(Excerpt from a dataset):
• • • • • • •
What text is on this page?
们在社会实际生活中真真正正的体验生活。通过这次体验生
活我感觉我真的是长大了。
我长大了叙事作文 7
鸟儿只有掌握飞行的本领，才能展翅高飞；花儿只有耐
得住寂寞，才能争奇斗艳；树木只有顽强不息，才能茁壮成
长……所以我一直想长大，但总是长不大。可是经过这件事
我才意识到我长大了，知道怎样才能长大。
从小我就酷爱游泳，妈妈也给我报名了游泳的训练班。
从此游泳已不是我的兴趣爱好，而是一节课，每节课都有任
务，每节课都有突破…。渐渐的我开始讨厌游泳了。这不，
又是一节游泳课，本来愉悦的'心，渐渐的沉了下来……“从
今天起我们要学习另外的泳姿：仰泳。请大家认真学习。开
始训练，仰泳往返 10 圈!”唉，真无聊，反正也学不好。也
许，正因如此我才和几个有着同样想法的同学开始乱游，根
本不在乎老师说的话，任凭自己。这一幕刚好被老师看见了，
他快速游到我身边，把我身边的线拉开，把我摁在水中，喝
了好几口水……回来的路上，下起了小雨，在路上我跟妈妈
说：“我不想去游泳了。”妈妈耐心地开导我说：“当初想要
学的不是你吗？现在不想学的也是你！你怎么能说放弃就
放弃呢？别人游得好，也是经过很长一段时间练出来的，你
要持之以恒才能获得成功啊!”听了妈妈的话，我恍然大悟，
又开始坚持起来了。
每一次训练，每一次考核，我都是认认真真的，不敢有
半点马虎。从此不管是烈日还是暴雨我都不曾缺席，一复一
• • • • • • •
(WHAT IS EXPECTED):
Above are the records; copy all of them exactly.

(FINAL ANSWER):
What text is on this page?
们在社会实际生活中真真正正的体验生活。通过这次体验生
活我感觉我真的是长大了。
我长大了叙事作文 7
鸟儿只有掌握飞行的本领，才能展翅高飞；花儿只有耐
得住寂寞，才能争奇斗艳；树木只有顽强不息，才能茁壮成
长……所以我一直想长大，但总是长不大。可是经过这件事
我才意识到我长大了，知道怎样才能长大。
从小我就酷爱游泳，妈妈也给我报名了游泳的训练班。
从此游泳已不是我的兴趣爱好，而是一节课，每节课都有任
务，每节课都有突破…。渐渐的我开始讨厌游泳了。这不，
又是一节游泳课，本来愉悦的'心，渐渐的沉了下来……“从
今天起我们要学习另外的泳姿：仰泳。请大家认真学习。开
始训练，仰泳往返 10 圈!”唉，真无聊，反正也学不好。也
许，正因如此我才和几个有着同样想法的同学开始乱游，根
本不在乎老师说的话，任凭自己。这一幕刚好被老师看见了，
他快速游到我身边，把我身边的线拉开，把我摁在水中，喝
了好几口水……回来的路上，下起了小雨，在路上我跟妈妈
说：“我不想去游泳了。”妈妈耐心地开导我说：“当初想要
学的不是你吗？现在不想学的也是你！你怎么能说放弃就
放弃呢？别人游得好，也是经过很长一段时间练出来的，你
要持之以恒才能获得成功啊!”听了妈妈的话，我恍然大悟，
又开始坚持起来了。
每一次训练，每一次考核，我都是认认真真的，不敢有
半点马虎。从此不管是烈日还是暴雨我都不曾缺席，一复一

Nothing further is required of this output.